__Stated problem__: Keep only the lines where "HESSI" appears.

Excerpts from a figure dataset
────────────────
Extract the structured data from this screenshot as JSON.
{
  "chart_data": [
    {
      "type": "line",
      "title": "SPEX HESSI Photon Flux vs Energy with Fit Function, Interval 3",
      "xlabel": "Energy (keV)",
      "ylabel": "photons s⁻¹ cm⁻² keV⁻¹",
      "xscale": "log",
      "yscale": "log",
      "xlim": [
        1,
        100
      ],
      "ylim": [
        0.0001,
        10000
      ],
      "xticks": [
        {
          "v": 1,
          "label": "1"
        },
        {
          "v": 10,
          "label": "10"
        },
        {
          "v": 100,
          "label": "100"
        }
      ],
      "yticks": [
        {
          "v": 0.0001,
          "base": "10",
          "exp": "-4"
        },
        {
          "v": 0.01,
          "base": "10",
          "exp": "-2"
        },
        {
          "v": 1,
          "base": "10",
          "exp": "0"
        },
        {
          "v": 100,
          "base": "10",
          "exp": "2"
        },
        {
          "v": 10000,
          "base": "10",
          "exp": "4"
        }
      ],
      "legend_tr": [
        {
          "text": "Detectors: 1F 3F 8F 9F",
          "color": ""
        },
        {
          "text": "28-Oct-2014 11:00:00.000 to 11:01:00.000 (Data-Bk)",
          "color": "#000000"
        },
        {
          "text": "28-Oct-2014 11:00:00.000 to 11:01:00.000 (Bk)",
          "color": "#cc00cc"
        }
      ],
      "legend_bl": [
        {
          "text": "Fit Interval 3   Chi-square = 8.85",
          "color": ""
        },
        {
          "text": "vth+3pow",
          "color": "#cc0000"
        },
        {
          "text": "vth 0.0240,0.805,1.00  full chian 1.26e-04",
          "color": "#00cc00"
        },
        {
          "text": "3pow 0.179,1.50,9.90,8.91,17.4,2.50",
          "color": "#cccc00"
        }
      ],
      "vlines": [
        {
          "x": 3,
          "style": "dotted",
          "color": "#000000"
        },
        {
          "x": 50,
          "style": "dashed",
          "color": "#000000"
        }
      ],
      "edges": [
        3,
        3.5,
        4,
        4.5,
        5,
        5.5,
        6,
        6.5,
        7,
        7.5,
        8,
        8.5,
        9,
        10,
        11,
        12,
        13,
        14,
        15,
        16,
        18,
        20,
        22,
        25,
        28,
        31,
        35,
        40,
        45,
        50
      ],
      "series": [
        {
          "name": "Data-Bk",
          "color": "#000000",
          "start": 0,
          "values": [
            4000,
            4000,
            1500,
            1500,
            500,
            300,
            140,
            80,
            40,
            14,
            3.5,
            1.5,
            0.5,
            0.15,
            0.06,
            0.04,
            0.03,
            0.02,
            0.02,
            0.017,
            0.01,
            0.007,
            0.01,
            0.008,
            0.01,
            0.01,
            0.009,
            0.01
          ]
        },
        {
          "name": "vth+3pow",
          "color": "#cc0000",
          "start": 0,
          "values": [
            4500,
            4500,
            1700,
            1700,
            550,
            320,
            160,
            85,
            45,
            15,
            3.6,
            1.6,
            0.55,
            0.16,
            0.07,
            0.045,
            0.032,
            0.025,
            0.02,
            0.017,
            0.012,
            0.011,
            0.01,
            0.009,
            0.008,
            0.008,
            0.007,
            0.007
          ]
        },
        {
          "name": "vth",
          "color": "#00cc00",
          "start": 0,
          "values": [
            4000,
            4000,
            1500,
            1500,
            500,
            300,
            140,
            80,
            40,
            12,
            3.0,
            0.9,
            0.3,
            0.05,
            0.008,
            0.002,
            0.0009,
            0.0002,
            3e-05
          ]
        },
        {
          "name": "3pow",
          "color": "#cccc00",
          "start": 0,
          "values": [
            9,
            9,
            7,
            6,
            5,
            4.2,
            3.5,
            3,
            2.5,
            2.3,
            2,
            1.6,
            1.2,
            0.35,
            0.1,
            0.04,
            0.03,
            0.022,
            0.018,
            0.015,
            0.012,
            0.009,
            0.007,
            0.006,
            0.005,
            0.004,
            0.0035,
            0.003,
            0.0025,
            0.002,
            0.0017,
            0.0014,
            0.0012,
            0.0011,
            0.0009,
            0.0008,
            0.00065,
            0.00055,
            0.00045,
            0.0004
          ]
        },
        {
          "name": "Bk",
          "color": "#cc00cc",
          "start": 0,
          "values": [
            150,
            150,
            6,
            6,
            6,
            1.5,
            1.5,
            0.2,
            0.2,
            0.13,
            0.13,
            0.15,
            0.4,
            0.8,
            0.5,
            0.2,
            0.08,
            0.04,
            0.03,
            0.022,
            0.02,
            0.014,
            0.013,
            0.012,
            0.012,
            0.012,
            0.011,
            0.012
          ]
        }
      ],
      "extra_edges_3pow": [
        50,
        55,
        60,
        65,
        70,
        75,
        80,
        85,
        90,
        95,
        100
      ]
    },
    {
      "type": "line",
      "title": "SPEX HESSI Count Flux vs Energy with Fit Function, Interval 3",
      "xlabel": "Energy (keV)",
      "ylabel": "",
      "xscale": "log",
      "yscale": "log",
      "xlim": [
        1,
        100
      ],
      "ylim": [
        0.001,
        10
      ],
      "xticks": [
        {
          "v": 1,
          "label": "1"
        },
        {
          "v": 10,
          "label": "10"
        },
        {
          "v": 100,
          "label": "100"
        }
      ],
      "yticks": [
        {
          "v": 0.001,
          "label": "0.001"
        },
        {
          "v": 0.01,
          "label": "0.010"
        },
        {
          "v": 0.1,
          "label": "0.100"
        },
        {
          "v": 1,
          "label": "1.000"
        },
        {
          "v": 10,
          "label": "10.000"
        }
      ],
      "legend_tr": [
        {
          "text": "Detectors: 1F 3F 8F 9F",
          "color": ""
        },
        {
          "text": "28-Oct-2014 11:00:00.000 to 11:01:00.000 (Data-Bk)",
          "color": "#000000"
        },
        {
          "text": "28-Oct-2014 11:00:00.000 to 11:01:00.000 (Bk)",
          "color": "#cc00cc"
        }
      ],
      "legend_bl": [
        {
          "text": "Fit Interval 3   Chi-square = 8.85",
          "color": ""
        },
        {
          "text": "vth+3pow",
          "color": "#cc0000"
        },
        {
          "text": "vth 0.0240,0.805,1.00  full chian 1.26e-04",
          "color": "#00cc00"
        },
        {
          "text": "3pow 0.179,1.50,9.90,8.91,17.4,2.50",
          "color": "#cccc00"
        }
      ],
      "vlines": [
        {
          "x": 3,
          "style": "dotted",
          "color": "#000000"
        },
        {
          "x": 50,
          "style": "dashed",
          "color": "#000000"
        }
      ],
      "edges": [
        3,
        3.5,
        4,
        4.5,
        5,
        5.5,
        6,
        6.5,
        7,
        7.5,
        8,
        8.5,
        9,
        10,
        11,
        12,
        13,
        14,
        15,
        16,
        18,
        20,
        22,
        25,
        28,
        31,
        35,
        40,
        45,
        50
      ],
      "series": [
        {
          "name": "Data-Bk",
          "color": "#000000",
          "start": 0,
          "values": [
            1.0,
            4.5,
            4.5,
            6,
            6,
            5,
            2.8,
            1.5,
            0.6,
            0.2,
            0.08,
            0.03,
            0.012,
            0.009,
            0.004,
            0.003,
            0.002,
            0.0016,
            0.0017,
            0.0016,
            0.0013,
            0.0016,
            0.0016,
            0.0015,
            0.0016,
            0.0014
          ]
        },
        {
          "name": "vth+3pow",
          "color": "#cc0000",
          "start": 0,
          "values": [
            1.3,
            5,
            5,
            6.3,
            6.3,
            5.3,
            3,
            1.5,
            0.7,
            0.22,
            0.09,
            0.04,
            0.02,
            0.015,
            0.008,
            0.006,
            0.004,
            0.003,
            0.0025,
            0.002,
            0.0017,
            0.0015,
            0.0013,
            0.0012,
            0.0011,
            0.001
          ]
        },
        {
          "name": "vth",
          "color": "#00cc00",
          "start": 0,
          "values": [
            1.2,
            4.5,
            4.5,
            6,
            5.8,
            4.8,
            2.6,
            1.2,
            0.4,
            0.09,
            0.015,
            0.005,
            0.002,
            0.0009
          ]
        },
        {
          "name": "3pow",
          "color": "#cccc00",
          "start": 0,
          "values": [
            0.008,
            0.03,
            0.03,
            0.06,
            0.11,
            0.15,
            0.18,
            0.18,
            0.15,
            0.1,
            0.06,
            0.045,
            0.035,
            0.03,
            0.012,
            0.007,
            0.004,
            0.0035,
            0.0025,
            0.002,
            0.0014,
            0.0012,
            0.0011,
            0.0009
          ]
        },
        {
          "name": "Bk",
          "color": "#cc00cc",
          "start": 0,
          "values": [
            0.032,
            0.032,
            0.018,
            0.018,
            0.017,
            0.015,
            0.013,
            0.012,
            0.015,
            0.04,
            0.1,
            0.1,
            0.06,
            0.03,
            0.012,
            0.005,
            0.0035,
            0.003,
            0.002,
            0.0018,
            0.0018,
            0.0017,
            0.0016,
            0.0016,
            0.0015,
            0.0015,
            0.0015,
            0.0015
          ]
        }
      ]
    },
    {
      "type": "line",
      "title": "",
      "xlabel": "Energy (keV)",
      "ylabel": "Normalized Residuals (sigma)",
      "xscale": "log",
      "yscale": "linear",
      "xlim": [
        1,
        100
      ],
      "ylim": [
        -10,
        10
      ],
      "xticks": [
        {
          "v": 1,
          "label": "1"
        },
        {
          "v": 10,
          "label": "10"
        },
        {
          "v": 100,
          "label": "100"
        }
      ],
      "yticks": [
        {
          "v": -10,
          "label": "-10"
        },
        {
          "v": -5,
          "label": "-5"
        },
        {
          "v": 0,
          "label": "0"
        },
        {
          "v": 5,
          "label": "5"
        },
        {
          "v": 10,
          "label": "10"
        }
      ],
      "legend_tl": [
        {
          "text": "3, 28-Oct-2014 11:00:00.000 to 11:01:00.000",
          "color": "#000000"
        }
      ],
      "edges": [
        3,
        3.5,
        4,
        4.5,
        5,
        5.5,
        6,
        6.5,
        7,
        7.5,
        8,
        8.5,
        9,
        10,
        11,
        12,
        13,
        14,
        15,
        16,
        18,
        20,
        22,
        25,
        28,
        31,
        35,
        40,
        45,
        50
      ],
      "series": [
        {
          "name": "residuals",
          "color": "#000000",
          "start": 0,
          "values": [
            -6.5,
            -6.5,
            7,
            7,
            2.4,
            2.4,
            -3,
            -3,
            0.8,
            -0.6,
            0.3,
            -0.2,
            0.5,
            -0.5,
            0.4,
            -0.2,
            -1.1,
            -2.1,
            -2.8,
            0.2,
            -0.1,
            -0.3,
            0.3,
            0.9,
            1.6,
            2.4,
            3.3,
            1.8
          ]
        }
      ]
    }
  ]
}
────────────────
__Task solution__:
      "title": "SPEX HESSI Photon Flux vs Energy with Fit Function, Interval 3",
      "title": "SPEX HESSI Count Flux vs Energy with Fit Function, Interval 3",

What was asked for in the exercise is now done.